··· The records

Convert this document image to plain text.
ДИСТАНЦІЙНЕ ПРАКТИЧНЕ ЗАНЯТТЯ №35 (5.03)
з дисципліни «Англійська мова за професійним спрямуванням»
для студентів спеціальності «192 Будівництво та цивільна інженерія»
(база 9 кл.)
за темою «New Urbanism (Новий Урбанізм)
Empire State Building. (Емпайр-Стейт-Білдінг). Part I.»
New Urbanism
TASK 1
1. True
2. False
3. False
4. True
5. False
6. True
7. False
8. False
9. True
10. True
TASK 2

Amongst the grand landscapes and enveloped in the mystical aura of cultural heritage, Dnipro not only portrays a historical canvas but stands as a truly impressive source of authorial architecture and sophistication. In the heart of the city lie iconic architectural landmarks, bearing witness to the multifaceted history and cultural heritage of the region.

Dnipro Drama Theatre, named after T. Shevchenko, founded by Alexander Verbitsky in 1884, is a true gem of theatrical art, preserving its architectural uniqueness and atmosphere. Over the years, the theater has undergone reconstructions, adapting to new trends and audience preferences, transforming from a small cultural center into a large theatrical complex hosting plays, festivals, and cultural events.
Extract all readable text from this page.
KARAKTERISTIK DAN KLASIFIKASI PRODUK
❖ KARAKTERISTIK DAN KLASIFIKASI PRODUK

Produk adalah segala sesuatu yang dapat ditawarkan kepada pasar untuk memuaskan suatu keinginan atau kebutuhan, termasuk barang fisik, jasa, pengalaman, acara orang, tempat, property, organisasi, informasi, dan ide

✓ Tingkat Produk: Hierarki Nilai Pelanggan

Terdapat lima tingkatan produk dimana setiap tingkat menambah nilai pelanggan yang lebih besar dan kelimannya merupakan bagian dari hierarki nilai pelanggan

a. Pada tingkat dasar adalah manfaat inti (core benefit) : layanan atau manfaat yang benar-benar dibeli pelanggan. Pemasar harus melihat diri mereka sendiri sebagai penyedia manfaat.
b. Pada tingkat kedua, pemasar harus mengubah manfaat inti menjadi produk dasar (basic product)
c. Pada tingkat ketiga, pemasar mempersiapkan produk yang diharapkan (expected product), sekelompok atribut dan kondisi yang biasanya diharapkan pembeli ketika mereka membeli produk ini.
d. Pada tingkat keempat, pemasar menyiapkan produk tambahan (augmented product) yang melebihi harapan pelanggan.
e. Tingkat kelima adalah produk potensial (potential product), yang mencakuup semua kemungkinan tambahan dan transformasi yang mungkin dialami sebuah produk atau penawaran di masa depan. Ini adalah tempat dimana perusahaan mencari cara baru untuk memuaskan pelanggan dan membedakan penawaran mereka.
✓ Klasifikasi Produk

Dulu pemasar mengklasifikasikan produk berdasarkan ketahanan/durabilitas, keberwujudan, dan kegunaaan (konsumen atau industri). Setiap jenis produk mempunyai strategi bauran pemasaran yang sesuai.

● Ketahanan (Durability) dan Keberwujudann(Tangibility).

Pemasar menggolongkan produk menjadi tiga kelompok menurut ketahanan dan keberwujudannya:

······

» Exercise directions
Print the records above in full, exactly.

» Written reply
Convert this document image to plain text.
ДИСТАНЦІЙНЕ ПРАКТИЧНЕ ЗАНЯТТЯ №35 (5.03)
з дисципліни «Англійська мова за професійним спрямуванням»
для студентів спеціальності «192 Будівництво та цивільна інженерія»
(база 9 кл.)
за темою «New Urbanism (Новий Урбанізм)
Empire State Building. (Емпайр-Стейт-Білдінг). Part I.»
New Urbanism
TASK 1
1. True
2. False
3. False
4. True
5. False
6. True
7. False
8. False
9. True
10. True
TASK 2

Amongst the grand landscapes and enveloped in the mystical aura of cultural heritage, Dnipro not only portrays a historical canvas but stands as a truly impressive source of authorial architecture and sophistication. In the heart of the city lie iconic architectural landmarks, bearing witness to the multifaceted history and cultural heritage of the region.

Dnipro Drama Theatre, named after T. Shevchenko, founded by Alexander Verbitsky in 1884, is a true gem of theatrical art, preserving its architectural uniqueness and atmosphere. Over the years, the theater has undergone reconstructions, adapting to new trends and audience preferences, transforming from a small cultural center into a large theatrical complex hosting plays, festivals, and cultural events.
Extract all readable text from this page.
KARAKTERISTIK DAN KLASIFIKASI PRODUK
❖ KARAKTERISTIK DAN KLASIFIKASI PRODUK

Produk adalah segala sesuatu yang dapat ditawarkan kepada pasar untuk memuaskan suatu keinginan atau kebutuhan, termasuk barang fisik, jasa, pengalaman, acara orang, tempat, property, organisasi, informasi, dan ide

✓ Tingkat Produk: Hierarki Nilai Pelanggan

Terdapat lima tingkatan produk dimana setiap tingkat menambah nilai pelanggan yang lebih besar dan kelimannya merupakan bagian dari hierarki nilai pelanggan

a. Pada tingkat dasar adalah manfaat inti (core benefit) : layanan atau manfaat yang benar-benar dibeli pelanggan. Pemasar harus melihat diri mereka sendiri sebagai penyedia manfaat.
b. Pada tingkat kedua, pemasar harus mengubah manfaat inti menjadi produk dasar (basic product)
c. Pada tingkat ketiga, pemasar mempersiapkan produk yang diharapkan (expected product), sekelompok atribut dan kondisi yang biasanya diharapkan pembeli ketika mereka membeli produk ini.
d. Pada tingkat keempat, pemasar menyiapkan produk tambahan (augmented product) yang melebihi harapan pelanggan.
e. Tingkat kelima adalah produk potensial (potential product), yang mencakuup semua kemungkinan tambahan dan transformasi yang mungkin dialami sebuah produk atau penawaran di masa depan. Ini adalah tempat dimana perusahaan mencari cara baru untuk memuaskan pelanggan dan membedakan penawaran mereka.
✓ Klasifikasi Produk

Dulu pemasar mengklasifikasikan produk berdasarkan ketahanan/durabilitas, keberwujudan, dan kegunaaan (konsumen atau industri). Setiap jenis produk mempunyai strategi bauran pemasaran yang sesuai.

● Ketahanan (Durability) dan Keberwujudann(Tangibility).

Pemasar menggolongkan produk menjadi tiga kelompok menurut ketahanan dan keberwujudannya:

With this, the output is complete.